• THE EXERCISE: Determine the number of lines containing the word "normals". Reply with it and nothing else.

• MATERIAL SUPPLIED:

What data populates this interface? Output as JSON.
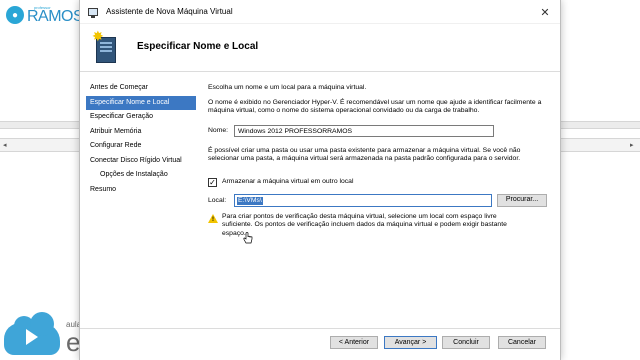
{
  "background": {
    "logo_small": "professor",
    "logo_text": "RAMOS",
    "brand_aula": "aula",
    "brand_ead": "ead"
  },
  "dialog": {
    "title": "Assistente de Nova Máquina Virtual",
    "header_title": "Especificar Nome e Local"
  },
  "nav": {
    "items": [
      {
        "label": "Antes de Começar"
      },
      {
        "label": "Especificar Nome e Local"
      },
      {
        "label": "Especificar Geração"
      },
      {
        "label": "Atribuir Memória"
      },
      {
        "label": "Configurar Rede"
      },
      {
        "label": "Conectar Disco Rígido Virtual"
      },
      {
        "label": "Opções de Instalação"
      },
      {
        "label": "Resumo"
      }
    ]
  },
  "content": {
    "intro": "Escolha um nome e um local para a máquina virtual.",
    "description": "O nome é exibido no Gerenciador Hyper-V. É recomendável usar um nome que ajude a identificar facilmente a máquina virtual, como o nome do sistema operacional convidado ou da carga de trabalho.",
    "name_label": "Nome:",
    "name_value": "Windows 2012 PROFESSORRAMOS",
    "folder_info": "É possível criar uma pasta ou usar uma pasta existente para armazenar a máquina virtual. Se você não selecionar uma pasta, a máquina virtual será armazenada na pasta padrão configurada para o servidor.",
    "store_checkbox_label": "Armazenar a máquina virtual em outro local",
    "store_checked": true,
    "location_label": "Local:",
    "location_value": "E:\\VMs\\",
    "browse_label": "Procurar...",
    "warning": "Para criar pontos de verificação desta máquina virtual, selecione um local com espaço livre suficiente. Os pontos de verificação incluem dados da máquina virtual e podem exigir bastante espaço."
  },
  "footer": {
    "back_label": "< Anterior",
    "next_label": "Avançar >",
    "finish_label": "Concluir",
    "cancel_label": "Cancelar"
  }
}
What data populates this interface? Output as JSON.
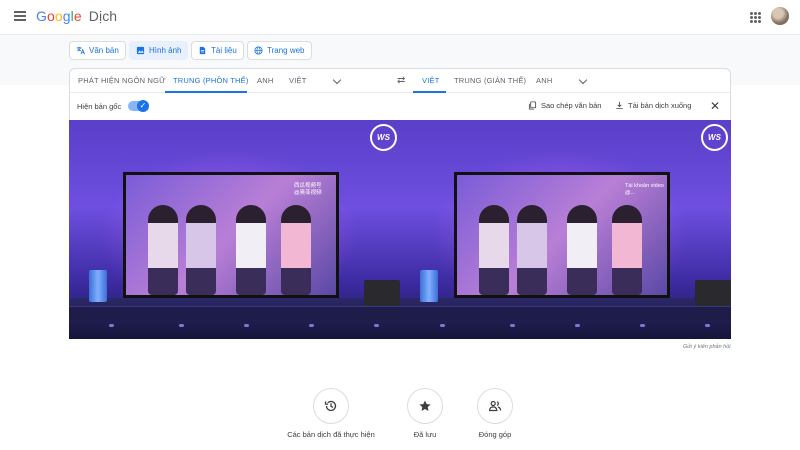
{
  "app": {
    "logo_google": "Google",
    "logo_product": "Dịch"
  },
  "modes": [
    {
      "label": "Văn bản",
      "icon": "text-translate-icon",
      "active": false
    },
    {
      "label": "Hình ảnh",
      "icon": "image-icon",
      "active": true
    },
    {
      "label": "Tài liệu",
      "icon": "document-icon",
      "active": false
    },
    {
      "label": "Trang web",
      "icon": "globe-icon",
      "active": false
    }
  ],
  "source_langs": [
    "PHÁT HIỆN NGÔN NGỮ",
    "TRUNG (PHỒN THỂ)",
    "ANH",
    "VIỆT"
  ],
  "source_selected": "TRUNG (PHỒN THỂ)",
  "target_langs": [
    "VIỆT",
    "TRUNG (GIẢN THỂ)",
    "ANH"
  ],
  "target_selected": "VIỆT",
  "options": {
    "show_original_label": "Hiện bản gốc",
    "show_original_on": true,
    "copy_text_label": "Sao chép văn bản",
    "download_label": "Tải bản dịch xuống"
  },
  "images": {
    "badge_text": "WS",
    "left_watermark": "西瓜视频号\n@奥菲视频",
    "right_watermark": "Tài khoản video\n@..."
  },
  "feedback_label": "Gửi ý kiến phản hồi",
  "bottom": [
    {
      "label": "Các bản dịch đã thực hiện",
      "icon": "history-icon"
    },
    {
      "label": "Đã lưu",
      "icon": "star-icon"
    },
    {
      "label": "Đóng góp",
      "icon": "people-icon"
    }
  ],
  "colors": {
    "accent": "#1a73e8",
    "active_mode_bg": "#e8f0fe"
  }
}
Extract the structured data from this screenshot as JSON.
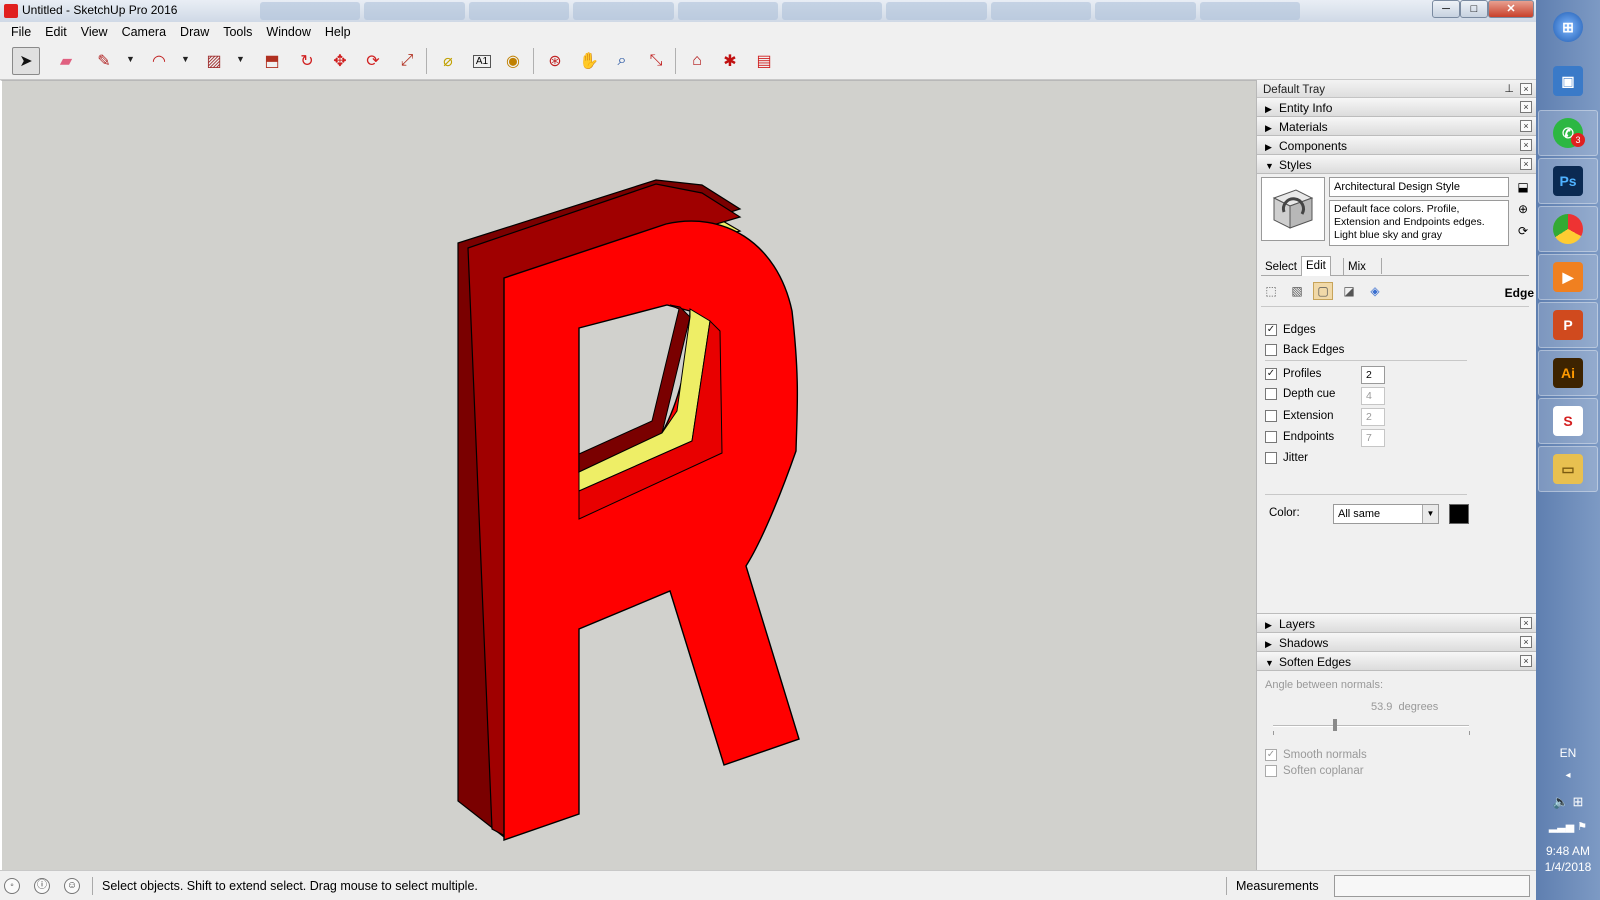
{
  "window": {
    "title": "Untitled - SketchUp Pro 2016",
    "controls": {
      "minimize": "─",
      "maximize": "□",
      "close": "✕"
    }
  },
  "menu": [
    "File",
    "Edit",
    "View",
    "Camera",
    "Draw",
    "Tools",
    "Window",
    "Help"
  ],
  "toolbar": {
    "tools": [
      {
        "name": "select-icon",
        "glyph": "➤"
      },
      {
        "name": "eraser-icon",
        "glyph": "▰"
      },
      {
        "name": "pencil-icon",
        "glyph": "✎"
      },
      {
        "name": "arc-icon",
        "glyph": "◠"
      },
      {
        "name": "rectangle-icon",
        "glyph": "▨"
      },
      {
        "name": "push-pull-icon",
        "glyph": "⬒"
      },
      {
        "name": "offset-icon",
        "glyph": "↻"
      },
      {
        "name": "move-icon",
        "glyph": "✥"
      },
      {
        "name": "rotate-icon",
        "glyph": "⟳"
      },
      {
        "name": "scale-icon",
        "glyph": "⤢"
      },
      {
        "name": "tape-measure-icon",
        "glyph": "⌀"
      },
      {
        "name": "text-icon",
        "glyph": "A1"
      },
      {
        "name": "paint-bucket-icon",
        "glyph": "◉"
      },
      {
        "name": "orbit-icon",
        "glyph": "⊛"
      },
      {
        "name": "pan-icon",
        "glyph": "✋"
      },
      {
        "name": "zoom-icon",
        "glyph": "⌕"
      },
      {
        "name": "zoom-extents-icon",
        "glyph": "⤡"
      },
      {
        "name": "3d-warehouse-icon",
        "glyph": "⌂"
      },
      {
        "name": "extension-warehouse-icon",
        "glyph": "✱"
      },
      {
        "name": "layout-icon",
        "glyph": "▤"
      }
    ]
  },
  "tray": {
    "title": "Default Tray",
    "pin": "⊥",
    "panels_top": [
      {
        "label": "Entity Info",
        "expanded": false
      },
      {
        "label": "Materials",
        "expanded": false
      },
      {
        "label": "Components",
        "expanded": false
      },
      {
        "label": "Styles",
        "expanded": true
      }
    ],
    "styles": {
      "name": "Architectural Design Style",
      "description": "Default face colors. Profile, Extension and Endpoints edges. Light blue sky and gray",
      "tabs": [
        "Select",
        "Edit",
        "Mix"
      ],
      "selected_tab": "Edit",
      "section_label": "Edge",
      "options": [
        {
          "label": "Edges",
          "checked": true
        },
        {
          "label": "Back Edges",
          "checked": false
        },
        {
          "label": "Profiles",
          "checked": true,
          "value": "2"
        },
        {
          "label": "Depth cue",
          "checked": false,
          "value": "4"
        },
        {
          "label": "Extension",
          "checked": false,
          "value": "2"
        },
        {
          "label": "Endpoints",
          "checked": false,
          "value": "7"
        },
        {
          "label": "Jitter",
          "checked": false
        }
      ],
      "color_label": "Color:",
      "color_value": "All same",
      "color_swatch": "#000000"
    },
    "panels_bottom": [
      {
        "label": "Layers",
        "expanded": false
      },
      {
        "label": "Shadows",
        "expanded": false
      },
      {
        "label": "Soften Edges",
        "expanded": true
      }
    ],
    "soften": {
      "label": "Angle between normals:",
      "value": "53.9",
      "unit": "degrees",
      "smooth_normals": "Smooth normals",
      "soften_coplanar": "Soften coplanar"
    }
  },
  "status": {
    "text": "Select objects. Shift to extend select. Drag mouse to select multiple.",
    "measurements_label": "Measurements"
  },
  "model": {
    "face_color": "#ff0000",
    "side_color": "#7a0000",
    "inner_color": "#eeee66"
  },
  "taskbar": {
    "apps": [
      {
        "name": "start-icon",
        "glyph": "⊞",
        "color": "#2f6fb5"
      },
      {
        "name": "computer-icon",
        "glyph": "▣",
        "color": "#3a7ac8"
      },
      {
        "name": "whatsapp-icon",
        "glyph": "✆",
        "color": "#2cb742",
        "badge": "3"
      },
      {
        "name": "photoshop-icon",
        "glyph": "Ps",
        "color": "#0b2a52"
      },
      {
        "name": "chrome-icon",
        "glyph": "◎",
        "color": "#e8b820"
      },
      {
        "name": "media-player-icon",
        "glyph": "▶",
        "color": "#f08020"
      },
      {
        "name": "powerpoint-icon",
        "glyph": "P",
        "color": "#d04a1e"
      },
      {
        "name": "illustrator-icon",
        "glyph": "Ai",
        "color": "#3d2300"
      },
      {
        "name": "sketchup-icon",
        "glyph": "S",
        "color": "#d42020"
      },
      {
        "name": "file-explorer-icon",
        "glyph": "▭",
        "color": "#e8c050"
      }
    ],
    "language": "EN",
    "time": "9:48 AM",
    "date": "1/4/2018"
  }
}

• EXPECTED ANSWER: 2